** Start of Supplied data **

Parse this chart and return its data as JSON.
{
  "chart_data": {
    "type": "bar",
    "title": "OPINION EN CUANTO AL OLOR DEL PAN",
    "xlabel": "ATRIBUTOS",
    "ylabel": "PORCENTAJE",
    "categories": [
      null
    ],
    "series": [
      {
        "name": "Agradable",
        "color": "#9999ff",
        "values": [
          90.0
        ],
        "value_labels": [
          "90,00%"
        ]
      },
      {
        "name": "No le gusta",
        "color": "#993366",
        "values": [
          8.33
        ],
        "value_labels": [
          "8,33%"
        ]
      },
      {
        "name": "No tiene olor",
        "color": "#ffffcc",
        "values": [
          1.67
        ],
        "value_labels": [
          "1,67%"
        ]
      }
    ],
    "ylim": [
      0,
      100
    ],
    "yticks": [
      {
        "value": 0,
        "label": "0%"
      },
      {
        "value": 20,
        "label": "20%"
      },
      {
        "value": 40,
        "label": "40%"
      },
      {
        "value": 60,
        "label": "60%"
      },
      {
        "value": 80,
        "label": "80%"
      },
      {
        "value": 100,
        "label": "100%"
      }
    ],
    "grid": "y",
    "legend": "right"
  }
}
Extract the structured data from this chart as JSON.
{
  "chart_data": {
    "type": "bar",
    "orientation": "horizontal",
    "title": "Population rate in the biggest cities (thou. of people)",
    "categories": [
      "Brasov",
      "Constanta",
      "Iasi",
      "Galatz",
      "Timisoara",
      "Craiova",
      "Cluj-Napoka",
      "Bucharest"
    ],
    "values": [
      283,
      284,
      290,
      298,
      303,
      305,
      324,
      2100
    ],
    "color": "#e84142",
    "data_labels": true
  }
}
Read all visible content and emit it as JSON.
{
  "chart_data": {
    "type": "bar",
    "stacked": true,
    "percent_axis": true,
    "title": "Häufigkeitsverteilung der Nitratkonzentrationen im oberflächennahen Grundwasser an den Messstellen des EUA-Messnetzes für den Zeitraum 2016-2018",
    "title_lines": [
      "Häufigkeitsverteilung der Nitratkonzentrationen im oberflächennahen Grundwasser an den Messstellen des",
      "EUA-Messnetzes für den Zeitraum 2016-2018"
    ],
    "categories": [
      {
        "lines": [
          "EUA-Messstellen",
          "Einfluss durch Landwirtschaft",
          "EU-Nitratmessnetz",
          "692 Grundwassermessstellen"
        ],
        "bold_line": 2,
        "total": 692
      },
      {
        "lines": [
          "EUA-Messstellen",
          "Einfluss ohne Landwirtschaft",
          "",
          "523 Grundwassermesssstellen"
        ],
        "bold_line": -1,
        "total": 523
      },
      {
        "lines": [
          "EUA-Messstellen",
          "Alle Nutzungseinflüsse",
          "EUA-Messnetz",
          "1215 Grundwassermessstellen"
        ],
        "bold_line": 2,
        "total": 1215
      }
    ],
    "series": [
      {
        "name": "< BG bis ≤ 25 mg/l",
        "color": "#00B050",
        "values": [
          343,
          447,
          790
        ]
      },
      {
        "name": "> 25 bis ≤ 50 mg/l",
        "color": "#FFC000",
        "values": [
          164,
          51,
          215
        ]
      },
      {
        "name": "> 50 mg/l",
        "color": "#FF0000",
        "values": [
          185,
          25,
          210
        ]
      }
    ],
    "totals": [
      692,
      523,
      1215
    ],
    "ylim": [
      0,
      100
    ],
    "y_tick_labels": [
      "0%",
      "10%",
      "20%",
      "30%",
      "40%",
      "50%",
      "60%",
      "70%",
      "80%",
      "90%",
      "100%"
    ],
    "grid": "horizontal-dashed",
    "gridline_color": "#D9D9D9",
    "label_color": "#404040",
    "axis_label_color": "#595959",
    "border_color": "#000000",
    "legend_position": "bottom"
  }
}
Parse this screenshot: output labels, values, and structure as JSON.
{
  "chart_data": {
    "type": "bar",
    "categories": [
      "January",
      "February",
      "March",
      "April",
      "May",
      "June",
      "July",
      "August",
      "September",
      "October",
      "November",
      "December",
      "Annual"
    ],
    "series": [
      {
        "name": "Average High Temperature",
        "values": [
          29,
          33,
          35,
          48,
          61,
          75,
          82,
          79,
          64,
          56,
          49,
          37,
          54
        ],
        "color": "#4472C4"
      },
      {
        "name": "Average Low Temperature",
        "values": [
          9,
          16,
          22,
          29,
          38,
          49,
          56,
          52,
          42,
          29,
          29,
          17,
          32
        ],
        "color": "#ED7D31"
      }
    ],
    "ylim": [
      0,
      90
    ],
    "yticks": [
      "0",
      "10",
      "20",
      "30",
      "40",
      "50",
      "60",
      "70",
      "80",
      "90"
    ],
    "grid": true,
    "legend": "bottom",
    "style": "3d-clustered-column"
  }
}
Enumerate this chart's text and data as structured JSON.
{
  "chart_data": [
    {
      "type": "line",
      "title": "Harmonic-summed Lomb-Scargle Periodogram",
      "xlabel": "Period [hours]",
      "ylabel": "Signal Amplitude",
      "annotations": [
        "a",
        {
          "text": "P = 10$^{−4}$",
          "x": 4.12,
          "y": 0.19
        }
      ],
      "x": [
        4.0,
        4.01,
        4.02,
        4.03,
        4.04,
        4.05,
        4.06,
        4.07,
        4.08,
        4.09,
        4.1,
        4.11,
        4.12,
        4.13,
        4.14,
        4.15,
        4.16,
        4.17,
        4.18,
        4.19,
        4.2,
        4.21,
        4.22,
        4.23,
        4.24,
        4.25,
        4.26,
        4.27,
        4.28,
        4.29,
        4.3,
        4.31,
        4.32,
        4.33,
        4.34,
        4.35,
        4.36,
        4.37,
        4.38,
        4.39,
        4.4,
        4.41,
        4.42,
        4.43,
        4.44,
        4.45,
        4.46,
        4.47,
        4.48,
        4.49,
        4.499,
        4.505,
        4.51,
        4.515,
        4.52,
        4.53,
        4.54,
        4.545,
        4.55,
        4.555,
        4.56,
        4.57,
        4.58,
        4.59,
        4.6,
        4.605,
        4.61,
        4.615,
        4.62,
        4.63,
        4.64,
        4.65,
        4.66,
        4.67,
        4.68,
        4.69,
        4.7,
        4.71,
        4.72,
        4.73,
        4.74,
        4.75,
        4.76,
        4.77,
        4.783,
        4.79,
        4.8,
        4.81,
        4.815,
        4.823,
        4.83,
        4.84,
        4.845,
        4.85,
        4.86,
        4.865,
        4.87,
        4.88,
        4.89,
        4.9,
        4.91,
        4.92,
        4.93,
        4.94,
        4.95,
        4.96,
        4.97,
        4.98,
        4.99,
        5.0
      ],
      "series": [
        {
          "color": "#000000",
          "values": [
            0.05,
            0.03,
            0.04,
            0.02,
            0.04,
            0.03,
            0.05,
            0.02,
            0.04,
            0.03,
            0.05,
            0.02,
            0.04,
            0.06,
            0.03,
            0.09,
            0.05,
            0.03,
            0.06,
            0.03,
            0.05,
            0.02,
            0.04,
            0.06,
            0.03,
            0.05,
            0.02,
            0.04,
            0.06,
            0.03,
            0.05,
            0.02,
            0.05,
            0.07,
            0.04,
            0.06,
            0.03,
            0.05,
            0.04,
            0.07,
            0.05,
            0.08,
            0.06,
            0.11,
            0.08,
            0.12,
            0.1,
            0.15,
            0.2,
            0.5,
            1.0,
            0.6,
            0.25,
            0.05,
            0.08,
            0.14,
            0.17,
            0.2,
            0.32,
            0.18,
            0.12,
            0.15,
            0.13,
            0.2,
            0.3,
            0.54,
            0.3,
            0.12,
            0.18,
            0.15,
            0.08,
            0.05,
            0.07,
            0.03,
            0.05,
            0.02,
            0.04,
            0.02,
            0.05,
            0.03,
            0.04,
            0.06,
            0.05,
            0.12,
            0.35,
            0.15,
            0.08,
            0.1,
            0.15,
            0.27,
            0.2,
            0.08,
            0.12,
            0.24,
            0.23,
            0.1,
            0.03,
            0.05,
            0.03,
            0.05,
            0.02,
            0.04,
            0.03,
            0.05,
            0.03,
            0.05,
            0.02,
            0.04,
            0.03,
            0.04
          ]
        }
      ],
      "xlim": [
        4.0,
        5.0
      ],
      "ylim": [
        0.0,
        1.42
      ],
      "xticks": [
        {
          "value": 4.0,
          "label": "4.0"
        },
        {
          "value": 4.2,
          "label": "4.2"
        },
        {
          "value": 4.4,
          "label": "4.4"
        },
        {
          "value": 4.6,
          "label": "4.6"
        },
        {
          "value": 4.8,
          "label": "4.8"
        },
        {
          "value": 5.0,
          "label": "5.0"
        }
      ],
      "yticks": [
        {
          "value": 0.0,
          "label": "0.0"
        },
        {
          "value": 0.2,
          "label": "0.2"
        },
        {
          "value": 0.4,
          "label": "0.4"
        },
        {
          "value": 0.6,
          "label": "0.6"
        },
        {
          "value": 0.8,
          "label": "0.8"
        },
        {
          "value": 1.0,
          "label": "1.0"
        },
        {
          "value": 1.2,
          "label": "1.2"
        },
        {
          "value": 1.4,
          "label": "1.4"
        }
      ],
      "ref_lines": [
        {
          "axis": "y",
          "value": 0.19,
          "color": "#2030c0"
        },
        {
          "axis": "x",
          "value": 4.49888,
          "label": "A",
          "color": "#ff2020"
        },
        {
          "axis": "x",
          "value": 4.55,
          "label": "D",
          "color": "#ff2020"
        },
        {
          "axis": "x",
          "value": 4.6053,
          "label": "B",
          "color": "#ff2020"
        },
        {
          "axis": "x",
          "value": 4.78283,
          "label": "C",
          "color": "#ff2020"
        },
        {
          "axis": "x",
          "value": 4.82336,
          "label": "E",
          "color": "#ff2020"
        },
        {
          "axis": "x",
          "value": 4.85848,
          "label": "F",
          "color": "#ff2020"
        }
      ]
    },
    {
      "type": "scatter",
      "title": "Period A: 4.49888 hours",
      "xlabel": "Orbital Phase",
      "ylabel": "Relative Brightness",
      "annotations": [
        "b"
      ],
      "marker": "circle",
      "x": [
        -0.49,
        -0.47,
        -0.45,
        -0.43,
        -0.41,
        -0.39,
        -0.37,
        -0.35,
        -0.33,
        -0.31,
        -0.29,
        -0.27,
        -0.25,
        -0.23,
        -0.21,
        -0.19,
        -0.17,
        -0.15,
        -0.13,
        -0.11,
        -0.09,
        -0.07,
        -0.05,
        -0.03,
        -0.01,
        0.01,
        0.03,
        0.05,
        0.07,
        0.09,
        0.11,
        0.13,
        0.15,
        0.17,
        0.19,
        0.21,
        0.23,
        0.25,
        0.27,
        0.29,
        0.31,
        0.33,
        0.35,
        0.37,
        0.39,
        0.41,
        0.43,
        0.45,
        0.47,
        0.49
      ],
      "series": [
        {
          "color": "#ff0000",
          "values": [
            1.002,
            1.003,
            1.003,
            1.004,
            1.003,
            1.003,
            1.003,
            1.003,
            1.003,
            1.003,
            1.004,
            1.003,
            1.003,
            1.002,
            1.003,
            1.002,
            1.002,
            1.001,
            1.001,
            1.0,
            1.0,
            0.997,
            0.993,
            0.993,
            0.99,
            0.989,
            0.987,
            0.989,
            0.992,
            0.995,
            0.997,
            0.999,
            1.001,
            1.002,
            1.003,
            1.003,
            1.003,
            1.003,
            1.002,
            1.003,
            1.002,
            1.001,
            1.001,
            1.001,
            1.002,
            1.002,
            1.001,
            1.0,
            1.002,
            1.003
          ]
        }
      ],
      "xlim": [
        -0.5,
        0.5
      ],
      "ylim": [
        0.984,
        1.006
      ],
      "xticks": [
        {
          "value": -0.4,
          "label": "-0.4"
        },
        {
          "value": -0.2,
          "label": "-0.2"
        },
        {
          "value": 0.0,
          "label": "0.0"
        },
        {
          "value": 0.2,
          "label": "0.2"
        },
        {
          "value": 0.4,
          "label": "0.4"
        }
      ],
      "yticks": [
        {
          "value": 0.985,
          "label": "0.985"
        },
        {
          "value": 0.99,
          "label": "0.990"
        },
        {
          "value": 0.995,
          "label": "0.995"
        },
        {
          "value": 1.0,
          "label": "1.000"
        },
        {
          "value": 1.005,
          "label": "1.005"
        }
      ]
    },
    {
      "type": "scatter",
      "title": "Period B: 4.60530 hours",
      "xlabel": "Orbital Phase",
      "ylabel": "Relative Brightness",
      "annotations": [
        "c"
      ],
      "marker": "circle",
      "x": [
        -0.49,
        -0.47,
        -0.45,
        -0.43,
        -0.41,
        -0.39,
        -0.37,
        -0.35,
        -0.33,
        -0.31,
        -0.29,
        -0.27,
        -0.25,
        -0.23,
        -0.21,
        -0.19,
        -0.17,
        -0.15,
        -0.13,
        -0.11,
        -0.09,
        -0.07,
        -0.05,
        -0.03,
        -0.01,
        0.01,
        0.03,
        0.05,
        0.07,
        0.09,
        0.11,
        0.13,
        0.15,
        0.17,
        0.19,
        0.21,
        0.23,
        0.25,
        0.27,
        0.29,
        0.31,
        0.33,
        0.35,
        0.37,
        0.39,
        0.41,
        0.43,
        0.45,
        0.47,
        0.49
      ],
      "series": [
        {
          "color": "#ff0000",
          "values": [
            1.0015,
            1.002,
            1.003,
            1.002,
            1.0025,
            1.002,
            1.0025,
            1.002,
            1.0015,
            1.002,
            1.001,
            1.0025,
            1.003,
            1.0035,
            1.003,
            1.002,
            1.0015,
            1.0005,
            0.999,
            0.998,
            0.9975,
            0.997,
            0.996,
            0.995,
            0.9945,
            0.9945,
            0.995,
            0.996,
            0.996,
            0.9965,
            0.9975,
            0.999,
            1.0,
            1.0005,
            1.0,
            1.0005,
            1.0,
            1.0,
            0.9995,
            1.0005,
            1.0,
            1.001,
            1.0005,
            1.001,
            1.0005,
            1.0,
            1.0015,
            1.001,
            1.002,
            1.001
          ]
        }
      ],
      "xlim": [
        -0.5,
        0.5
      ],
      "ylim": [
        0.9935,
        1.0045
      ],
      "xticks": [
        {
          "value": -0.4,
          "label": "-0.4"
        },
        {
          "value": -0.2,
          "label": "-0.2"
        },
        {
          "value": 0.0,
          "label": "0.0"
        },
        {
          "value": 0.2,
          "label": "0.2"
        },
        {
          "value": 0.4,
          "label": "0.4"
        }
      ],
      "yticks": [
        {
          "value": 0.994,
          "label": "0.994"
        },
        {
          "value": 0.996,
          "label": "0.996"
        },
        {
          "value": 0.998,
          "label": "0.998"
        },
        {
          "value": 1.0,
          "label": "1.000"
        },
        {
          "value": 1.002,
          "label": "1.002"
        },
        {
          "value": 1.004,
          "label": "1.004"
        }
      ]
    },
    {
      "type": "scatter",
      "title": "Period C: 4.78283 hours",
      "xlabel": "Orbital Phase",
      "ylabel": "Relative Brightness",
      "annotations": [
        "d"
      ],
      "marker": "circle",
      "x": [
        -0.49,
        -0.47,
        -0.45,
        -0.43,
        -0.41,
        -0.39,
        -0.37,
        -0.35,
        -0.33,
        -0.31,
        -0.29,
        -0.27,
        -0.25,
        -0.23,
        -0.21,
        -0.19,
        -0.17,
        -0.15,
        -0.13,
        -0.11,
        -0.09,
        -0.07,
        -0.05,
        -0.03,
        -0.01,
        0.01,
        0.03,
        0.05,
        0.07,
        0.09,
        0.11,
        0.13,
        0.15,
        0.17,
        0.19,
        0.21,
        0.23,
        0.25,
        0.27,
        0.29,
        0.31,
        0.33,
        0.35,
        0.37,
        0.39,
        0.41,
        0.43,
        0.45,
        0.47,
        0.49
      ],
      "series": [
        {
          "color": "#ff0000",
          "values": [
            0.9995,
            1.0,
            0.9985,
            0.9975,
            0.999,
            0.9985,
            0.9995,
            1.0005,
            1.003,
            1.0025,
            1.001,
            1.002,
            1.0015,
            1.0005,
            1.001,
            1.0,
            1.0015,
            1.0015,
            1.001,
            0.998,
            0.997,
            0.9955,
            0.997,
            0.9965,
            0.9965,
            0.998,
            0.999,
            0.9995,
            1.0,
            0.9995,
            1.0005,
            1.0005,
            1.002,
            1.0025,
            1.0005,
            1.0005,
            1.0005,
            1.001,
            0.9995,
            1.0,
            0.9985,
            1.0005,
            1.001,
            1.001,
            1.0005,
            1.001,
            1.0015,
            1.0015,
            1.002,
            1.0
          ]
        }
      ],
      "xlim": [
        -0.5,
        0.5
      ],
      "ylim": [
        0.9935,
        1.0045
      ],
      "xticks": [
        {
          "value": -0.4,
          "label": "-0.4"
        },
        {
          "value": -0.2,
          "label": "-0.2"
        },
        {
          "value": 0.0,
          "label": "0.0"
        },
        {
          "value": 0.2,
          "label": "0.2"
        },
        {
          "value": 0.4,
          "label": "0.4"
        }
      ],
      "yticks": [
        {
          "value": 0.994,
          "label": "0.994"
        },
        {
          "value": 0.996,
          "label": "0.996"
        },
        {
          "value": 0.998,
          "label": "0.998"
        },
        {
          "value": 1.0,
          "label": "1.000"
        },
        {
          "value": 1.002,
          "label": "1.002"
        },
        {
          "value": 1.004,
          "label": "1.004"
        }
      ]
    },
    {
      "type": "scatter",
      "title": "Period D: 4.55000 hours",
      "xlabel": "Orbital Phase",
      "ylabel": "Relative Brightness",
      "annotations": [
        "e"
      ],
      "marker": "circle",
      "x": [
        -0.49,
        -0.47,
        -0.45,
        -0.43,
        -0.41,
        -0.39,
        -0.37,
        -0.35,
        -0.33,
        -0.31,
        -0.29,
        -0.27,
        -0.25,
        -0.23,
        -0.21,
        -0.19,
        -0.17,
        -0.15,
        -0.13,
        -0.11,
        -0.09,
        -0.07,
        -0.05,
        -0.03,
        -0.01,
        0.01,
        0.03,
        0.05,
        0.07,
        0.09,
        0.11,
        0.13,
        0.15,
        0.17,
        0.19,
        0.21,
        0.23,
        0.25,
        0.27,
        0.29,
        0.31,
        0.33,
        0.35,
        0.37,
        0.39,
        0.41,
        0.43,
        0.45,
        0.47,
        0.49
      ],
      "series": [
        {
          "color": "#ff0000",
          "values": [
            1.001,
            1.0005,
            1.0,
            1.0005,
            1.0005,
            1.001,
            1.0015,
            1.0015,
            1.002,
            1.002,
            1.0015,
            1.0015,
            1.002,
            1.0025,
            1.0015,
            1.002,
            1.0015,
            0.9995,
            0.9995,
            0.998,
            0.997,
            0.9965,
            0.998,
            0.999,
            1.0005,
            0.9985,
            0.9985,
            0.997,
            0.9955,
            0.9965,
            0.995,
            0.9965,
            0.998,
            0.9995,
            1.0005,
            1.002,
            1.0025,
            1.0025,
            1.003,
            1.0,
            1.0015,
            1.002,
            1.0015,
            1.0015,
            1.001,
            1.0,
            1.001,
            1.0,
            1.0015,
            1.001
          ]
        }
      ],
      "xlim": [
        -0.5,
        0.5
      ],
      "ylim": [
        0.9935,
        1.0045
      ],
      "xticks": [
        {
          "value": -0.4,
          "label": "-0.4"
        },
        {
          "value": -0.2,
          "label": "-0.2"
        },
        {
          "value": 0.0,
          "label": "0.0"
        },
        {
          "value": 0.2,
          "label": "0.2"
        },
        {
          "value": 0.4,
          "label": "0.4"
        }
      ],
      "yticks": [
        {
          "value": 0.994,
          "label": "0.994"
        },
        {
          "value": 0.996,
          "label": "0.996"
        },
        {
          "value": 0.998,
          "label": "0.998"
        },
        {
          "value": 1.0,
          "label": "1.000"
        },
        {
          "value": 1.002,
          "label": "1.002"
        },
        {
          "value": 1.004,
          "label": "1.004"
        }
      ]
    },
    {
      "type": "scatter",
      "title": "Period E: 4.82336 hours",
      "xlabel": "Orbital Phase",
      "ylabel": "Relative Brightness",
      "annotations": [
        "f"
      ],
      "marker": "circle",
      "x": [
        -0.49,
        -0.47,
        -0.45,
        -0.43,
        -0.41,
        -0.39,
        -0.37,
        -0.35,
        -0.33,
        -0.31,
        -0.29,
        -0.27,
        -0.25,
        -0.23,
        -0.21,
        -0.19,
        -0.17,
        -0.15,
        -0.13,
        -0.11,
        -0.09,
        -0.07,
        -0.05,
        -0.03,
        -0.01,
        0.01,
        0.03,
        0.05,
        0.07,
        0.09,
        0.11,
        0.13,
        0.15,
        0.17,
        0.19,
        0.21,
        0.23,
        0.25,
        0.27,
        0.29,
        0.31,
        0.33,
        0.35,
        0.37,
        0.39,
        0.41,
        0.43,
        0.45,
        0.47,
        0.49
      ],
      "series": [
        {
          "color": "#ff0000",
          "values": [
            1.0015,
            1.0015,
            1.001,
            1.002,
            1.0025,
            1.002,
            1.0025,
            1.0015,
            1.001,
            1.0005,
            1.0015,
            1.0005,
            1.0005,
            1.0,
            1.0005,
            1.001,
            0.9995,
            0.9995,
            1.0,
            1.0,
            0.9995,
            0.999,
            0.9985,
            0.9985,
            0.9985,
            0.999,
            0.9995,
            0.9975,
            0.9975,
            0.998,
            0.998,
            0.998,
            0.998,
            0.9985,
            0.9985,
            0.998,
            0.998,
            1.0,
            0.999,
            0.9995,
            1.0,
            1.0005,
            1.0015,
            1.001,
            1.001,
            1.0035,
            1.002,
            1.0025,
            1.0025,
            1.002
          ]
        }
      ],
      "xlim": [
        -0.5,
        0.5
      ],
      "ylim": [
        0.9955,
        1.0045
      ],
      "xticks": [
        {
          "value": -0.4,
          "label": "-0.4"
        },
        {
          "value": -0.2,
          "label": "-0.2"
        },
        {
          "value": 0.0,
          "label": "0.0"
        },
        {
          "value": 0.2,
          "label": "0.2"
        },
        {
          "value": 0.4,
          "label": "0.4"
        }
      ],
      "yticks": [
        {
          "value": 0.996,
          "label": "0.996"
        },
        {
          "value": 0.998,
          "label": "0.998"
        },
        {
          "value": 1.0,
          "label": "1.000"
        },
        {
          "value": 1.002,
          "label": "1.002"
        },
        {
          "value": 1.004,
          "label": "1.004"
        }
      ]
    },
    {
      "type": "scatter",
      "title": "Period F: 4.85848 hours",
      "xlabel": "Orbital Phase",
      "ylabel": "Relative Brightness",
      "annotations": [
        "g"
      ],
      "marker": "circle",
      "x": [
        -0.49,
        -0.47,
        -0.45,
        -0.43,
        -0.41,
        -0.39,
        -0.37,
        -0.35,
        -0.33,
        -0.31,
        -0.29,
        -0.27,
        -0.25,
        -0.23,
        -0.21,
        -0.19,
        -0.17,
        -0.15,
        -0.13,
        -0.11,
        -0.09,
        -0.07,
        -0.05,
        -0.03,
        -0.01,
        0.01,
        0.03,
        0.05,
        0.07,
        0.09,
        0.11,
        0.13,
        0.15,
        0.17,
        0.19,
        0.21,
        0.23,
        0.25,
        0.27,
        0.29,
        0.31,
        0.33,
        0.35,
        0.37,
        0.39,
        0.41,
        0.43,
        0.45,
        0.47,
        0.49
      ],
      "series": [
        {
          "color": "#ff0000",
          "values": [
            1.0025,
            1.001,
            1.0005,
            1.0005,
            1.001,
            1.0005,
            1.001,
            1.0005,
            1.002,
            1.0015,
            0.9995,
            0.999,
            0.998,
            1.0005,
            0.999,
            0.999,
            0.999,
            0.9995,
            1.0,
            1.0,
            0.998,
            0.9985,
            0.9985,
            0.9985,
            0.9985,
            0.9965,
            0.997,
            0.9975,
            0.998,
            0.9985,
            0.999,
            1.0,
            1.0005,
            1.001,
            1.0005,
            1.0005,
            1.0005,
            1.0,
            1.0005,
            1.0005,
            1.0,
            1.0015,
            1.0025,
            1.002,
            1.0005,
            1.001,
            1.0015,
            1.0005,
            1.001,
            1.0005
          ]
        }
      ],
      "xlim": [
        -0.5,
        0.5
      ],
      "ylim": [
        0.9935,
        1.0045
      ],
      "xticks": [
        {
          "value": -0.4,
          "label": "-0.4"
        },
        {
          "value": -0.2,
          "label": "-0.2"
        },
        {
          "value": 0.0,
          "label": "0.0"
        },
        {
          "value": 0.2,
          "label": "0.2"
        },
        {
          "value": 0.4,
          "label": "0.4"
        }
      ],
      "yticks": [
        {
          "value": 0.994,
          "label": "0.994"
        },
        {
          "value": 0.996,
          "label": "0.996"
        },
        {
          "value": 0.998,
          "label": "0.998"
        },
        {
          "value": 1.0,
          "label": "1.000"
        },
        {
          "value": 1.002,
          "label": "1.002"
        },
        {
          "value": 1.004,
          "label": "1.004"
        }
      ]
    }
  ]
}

** End of Supplied data **

*Exercise goal*
Check the data for the word "true" and pull out the lines that have it.

*Exercise response*
    "data_labels": true
    "stacked": true,
    "percent_axis": true,
    "grid": true,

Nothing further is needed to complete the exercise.